EXTRACT PROVIDED:
[time-nuts] TimeKeeper?

Tom Holmes, N8ZM tholmes at woh.rr.com
Tue Feb 23 00:07:06 UTC 2010


Just to add a little fuel...Did I count the leading zeros incorrectly? He
often stated Timekeeper was better than 1 uSec, yet many of his graphs were
10 uSec per division, and he barely made that.

Regards,

Tom Holmes, N8ZM
Tipp City, OH
EM79xx

-----Original Message-----
From: time-nuts-bounces at febo.com [mailto:time-nuts-bounces at febo.com] On
Behalf Of Bob Camp
Sent: Monday, February 22, 2010 5:22 PM
To: 'Discussion of precise time and frequency measurement'
Subject: Re: [time-nuts] TimeKeeper?

Hi

If the objective is convergence to < 1 ms any timing optimized gps receiver
will do just fine. Non-timing receivers are going to do all sorts of bizarre
things every so often. I don't think we can blame this all on the GPS. 

The NTP setup he's running in the article is broken. Setting the proper time
offset for the GPS you have is part of basic configuration. He alludes to
several other setup issues in his distribution. NTP is deliberately damped
when things are messed up.

TASK REQUIREMENTS:
(a) Quote the time-nuts mailing list post word for word, from "If the objective" up to and including "on the GPS.".
(b) Extend the time-nuts post on TimeKeeper and NTP timing accuracy, picking up right after its final sentence.

SUPPLIED RECORDS:
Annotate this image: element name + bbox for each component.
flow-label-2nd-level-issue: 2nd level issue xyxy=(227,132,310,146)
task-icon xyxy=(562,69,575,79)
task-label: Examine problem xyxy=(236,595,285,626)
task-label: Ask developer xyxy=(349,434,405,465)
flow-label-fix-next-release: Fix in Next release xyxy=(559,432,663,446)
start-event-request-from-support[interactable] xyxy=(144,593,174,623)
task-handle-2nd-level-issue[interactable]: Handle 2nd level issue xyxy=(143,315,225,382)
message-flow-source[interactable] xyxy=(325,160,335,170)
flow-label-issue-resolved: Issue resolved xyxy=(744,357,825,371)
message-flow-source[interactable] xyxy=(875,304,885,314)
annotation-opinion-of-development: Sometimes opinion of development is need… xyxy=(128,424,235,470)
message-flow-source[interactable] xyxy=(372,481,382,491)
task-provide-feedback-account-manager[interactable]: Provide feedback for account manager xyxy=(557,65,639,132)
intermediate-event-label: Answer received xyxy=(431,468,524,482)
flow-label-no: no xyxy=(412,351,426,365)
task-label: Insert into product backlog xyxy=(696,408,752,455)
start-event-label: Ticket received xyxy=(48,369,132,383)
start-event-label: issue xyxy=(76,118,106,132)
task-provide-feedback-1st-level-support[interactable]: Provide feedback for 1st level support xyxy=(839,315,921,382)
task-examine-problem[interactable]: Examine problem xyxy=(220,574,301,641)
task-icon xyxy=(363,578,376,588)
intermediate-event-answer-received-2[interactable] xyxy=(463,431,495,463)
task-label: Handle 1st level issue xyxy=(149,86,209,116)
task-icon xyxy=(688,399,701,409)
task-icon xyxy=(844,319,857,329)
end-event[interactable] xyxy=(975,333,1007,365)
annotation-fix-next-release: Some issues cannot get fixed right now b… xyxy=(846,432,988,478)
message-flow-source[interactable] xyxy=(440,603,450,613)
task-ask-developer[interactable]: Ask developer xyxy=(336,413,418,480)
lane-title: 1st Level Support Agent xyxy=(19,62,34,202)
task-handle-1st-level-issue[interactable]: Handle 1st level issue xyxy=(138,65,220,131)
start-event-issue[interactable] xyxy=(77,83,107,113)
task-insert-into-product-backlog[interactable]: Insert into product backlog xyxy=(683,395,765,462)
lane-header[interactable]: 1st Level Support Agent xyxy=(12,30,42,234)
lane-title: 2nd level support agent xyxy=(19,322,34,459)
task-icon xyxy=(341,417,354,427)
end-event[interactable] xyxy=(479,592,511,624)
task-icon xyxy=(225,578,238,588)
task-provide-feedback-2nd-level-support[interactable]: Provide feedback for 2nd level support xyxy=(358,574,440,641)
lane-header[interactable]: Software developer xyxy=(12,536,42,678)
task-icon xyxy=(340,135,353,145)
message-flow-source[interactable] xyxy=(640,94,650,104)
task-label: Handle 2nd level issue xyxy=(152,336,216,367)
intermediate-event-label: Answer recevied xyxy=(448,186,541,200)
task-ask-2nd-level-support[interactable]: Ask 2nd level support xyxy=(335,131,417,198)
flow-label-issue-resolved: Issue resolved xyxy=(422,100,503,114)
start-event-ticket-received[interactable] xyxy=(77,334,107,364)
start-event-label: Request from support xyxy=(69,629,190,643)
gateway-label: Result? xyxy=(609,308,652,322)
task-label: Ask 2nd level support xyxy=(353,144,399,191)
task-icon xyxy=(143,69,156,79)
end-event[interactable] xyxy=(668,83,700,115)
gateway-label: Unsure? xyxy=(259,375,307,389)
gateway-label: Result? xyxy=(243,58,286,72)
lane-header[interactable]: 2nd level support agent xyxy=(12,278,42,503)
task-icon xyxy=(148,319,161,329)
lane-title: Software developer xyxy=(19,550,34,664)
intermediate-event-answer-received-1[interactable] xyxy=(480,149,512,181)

OUTPUTS BY TASK:
(a)
If the objective is convergence to < 1 ms any timing optimized gps receiver
will do just fine. Non-timing receivers are going to do all sorts of bizarre
things every so often. I don't think we can blame this all on the GPS.

(b)
Looking at the data, Timekeeper is going to do some really strange things
when varying asymmetric delays are involved. That's what NTP is trying to
*not* do....

Bob

-----Original Message-----
From: time-nuts-bounces at febo.com [mailto:time-nuts-bounces at febo.com] On
Behalf Of Hal Murray
Sent: Monday, February 22, 2010 5:03 PM
To: Discussion of precise time and frequency measurement
Subject: Re: [time-nuts] TimeKeeper?


> That said NTP is very conservative in validating the stability of
> clock sources. I have not delved into the code, but it is obvious
> that even a refclock like a GPS receiver doesn't get any favours. Why
> should it? Who knows whether the clock is dodgy or not?

The NMEA strings from low cost GPS units have a lot of noise/jitter.

In particular, the SiRF units are horrible.  (They are also low cost and 
widely available.)  The time offset has a sawtooth pattern with a long time 
constant that would be nasty to filter out.  Think of hanging bridges.
  http://www.megapathdsl.net/~hmurray/ntp/GPSSiRF-off.gif


> However the times he was reporting for the offsets to drop to less
> than 1ms did look excessive. 

I've seen lots of comments about ntpd being slow to converge.  I haven't 
investigated carefully, but they seem credible.

One way to get in trouble is to have a bad drift file.  You can get that if 
you have a warm system, shut it down, wait for it to cool off, then restart 
it.


-- 
These are my opinions, not necessarily my employer's.  I hate spam.